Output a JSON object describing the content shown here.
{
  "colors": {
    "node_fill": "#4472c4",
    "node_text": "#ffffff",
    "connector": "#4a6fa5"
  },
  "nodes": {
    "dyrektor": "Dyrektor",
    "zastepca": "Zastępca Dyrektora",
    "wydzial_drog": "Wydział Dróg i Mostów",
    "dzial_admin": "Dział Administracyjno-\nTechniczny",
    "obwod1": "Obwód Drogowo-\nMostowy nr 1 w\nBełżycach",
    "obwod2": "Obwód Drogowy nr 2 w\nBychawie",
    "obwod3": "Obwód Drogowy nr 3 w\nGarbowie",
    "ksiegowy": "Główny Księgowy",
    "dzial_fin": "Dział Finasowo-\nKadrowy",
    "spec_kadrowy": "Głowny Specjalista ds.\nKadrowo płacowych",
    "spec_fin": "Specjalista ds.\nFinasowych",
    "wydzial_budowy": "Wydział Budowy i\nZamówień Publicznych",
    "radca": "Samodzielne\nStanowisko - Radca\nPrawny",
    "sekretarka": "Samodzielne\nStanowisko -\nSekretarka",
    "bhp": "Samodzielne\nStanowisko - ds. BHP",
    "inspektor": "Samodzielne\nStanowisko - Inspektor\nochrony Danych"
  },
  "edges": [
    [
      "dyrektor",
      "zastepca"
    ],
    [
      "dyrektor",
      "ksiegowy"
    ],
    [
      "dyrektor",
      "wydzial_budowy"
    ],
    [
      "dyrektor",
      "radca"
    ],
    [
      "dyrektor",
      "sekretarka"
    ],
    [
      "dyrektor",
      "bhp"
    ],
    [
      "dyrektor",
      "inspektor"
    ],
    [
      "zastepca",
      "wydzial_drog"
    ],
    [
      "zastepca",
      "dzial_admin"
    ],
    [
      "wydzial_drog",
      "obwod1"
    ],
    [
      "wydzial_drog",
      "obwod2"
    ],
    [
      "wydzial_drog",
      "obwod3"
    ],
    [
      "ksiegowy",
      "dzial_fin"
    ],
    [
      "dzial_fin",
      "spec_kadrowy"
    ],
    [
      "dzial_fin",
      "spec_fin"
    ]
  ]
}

# # # # #

Every line of the records above needs to be given again exactly.

Task answer –
Output a JSON object describing the content shown here.
{
  "colors": {
    "node_fill": "#4472c4",
    "node_text": "#ffffff",
    "connector": "#4a6fa5"
  },
  "nodes": {
    "dyrektor": "Dyrektor",
    "zastepca": "Zastępca Dyrektora",
    "wydzial_drog": "Wydział Dróg i Mostów",
    "dzial_admin": "Dział Administracyjno-\nTechniczny",
    "obwod1": "Obwód Drogowo-\nMostowy nr 1 w\nBełżycach",
    "obwod2": "Obwód Drogowy nr 2 w\nBychawie",
    "obwod3": "Obwód Drogowy nr 3 w\nGarbowie",
    "ksiegowy": "Główny Księgowy",
    "dzial_fin": "Dział Finasowo-\nKadrowy",
    "spec_kadrowy": "Głowny Specjalista ds.\nKadrowo płacowych",
    "spec_fin": "Specjalista ds.\nFinasowych",
    "wydzial_budowy": "Wydział Budowy i\nZamówień Publicznych",
    "radca": "Samodzielne\nStanowisko - Radca\nPrawny",
    "sekretarka": "Samodzielne\nStanowisko -\nSekretarka",
    "bhp": "Samodzielne\nStanowisko - ds. BHP",
    "inspektor": "Samodzielne\nStanowisko - Inspektor\nochrony Danych"
  },
  "edges": [
    [
      "dyrektor",
      "zastepca"
    ],
    [
      "dyrektor",
      "ksiegowy"
    ],
    [
      "dyrektor",
      "wydzial_budowy"
    ],
    [
      "dyrektor",
      "radca"
    ],
    [
      "dyrektor",
      "sekretarka"
    ],
    [
      "dyrektor",
      "bhp"
    ],
    [
      "dyrektor",
      "inspektor"
    ],
    [
      "zastepca",
      "wydzial_drog"
    ],
    [
      "zastepca",
      "dzial_admin"
    ],
    [
      "wydzial_drog",
      "obwod1"
    ],
    [
      "wydzial_drog",
      "obwod2"
    ],
    [
      "wydzial_drog",
      "obwod3"
    ],
    [
      "ksiegowy",
      "dzial_fin"
    ],
    [
      "dzial_fin",
      "spec_kadrowy"
    ],
    [
      "dzial_fin",
      "spec_fin"
    ]
  ]
}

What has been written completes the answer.